• **WHAT IS REQUIRED**:
Tally the lines in these records that hold the string "испытаний", and reply with the number alone.

• **LISTED RECORDS**:
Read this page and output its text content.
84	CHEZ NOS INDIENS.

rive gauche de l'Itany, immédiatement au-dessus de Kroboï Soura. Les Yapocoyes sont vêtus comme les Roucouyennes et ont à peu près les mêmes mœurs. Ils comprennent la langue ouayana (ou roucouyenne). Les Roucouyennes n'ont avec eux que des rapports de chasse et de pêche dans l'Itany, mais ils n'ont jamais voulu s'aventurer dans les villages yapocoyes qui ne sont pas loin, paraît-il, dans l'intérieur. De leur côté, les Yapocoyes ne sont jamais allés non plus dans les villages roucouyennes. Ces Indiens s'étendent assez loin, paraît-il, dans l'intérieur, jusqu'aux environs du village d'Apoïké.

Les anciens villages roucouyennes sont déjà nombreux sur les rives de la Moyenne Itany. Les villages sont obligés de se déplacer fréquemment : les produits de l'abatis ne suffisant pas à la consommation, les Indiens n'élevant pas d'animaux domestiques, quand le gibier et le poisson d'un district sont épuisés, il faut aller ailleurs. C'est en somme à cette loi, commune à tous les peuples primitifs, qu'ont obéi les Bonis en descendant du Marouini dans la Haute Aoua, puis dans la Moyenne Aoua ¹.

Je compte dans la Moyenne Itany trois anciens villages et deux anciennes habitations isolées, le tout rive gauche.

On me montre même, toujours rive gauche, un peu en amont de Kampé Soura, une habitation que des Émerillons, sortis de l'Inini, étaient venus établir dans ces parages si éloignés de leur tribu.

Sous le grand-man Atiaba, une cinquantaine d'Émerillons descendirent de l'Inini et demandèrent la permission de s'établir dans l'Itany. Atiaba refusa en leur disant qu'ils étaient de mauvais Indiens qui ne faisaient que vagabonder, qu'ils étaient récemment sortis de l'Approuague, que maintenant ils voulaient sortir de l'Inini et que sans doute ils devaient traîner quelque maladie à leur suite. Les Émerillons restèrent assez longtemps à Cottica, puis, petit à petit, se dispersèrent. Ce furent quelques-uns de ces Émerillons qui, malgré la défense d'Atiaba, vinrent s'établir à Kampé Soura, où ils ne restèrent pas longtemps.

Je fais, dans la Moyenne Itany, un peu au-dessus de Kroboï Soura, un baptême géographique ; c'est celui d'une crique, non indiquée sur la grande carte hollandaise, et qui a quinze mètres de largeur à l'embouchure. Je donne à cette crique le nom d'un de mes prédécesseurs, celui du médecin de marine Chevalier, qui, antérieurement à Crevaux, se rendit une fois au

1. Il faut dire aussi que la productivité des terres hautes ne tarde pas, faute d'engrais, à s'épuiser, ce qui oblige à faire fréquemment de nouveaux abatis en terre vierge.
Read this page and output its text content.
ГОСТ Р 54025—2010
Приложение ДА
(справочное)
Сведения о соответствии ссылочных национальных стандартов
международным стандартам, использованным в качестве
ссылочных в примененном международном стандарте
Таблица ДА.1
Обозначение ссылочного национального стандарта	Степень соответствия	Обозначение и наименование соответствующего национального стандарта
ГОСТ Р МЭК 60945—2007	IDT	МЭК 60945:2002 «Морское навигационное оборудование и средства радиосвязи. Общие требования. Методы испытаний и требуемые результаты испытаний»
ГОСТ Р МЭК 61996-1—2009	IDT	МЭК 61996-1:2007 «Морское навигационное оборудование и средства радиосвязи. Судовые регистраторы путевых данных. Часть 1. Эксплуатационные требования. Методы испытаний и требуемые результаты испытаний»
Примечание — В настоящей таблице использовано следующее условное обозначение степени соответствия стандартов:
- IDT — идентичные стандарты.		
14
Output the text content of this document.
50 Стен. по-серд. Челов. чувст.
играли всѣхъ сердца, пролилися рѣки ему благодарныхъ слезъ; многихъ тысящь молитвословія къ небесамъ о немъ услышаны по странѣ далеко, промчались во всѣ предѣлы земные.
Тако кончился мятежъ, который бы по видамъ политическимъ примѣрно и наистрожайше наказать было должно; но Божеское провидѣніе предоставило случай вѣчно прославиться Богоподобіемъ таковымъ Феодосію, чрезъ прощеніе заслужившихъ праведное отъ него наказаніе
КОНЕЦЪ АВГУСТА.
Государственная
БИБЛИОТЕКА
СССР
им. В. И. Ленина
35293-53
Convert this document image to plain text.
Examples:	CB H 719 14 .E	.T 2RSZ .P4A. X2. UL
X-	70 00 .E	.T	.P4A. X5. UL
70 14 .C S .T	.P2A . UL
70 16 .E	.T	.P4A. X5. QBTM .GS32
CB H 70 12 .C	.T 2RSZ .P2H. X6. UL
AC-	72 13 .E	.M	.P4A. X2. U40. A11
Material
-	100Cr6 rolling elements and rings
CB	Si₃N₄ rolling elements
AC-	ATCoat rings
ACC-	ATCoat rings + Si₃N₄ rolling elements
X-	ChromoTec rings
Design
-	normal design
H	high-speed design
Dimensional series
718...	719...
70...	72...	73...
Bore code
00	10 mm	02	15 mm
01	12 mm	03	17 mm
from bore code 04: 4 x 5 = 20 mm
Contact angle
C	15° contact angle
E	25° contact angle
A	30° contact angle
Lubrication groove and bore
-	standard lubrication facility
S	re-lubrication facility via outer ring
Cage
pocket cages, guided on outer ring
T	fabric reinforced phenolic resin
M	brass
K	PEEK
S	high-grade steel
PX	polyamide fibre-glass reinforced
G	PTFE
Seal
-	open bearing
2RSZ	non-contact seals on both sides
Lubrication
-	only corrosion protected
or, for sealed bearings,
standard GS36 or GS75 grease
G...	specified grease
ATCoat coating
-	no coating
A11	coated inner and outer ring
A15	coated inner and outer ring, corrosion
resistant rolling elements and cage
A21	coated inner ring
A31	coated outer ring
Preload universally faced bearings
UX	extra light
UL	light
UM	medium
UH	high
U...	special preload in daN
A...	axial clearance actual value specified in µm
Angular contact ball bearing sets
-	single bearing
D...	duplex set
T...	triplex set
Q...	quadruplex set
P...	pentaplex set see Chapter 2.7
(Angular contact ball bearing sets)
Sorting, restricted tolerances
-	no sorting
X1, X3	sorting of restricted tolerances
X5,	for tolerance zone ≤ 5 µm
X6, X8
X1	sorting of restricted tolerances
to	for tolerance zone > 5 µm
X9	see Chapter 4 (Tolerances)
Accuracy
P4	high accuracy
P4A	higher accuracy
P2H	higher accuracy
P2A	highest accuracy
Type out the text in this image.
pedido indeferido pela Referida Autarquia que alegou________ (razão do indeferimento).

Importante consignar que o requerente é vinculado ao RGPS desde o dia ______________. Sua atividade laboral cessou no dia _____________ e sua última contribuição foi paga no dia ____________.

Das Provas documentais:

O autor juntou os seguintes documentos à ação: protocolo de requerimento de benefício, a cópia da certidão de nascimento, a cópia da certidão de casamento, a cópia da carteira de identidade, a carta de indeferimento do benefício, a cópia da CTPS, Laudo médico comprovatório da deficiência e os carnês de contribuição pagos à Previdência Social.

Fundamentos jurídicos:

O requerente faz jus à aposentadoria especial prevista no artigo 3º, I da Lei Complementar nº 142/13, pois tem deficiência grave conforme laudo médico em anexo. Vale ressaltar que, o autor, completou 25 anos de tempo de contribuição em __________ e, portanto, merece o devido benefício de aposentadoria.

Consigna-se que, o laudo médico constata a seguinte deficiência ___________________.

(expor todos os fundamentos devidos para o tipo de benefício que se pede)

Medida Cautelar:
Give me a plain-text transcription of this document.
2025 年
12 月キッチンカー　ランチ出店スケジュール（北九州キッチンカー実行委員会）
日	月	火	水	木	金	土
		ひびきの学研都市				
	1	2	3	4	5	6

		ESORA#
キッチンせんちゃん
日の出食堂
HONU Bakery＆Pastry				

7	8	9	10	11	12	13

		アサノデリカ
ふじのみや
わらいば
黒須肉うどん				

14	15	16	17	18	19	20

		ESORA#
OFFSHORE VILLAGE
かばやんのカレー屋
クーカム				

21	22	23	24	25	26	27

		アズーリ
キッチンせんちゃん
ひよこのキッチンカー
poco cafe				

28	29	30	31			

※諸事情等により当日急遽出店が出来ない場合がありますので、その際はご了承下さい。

• **COMPLETE RESPONSE**:
2